— start of DATASET ENTRIES —

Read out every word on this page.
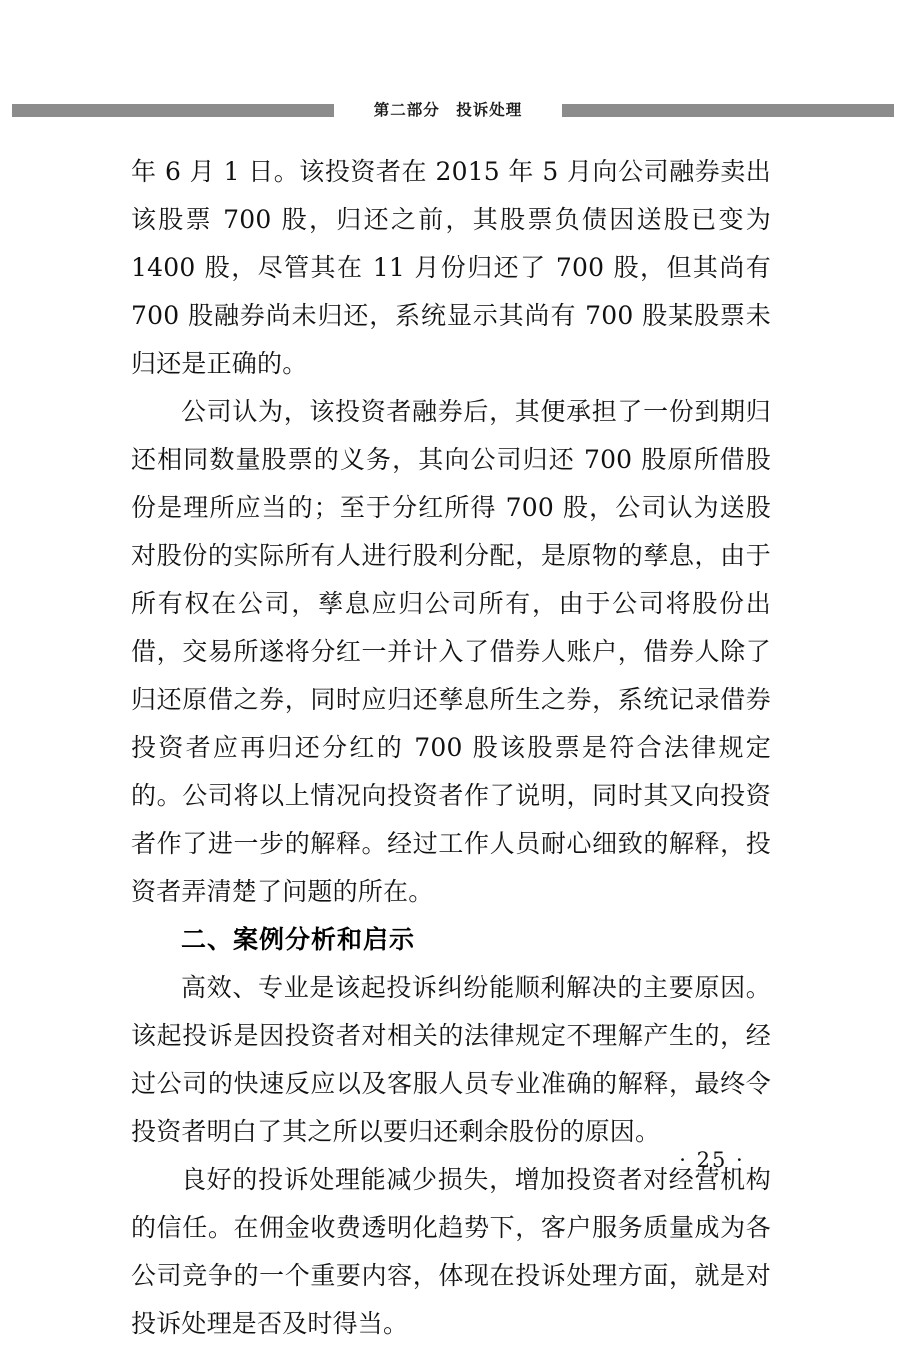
第二部分　投诉处理

年 6 月 1 日。该投资者在 2015 年 5 月向公司融券卖出该股票 700 股，归还之前，其股票负债因送股已变为 1400 股，尽管其在 11 月份归还了 700 股，但其尚有 700 股融券尚未归还，系统显示其尚有 700 股某股票未归还是正确的。

公司认为，该投资者融券后，其便承担了一份到期归还相同数量股票的义务，其向公司归还 700 股原所借股份是理所应当的；至于分红所得 700 股，公司认为送股对股份的实际所有人进行股利分配，是原物的孳息，由于所有权在公司，孳息应归公司所有，由于公司将股份出借，交易所遂将分红一并计入了借券人账户，借券人除了归还原借之券，同时应归还孳息所生之券，系统记录借券投资者应再归还分红的 700 股该股票是符合法律规定的。公司将以上情况向投资者作了说明，同时其又向投资者作了进一步的解释。经过工作人员耐心细致的解释，投资者弄清楚了问题的所在。

二、案例分析和启示

高效、专业是该起投诉纠纷能顺利解决的主要原因。该起投诉是因投资者对相关的法律规定不理解产生的，经过公司的快速反应以及客服人员专业准确的解释，最终令投资者明白了其之所以要归还剩余股份的原因。

良好的投诉处理能减少损失，增加投资者对经营机构的信任。在佣金收费透明化趋势下，客户服务质量成为各公司竞争的一个重要内容，体现在投诉处理方面，就是对投诉处理是否及时得当。

· 25 ·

— end of DATASET ENTRIES —

_THE EXERCISE_
Return all of the entries word for word, but omit the pictures.

_SOLUTION TO THE PROBLEM_
Read out every word on this page.
第二部分　投诉处理

年 6 月 1 日。该投资者在 2015 年 5 月向公司融券卖出该股票 700 股，归还之前，其股票负债因送股已变为 1400 股，尽管其在 11 月份归还了 700 股，但其尚有 700 股融券尚未归还，系统显示其尚有 700 股某股票未归还是正确的。

公司认为，该投资者融券后，其便承担了一份到期归还相同数量股票的义务，其向公司归还 700 股原所借股份是理所应当的；至于分红所得 700 股，公司认为送股对股份的实际所有人进行股利分配，是原物的孳息，由于所有权在公司，孳息应归公司所有，由于公司将股份出借，交易所遂将分红一并计入了借券人账户，借券人除了归还原借之券，同时应归还孳息所生之券，系统记录借券投资者应再归还分红的 700 股该股票是符合法律规定的。公司将以上情况向投资者作了说明，同时其又向投资者作了进一步的解释。经过工作人员耐心细致的解释，投资者弄清楚了问题的所在。

二、案例分析和启示

高效、专业是该起投诉纠纷能顺利解决的主要原因。该起投诉是因投资者对相关的法律规定不理解产生的，经过公司的快速反应以及客服人员专业准确的解释，最终令投资者明白了其之所以要归还剩余股份的原因。

良好的投诉处理能减少损失，增加投资者对经营机构的信任。在佣金收费透明化趋势下，客户服务质量成为各公司竞争的一个重要内容，体现在投诉处理方面，就是对投诉处理是否及时得当。

· 25 ·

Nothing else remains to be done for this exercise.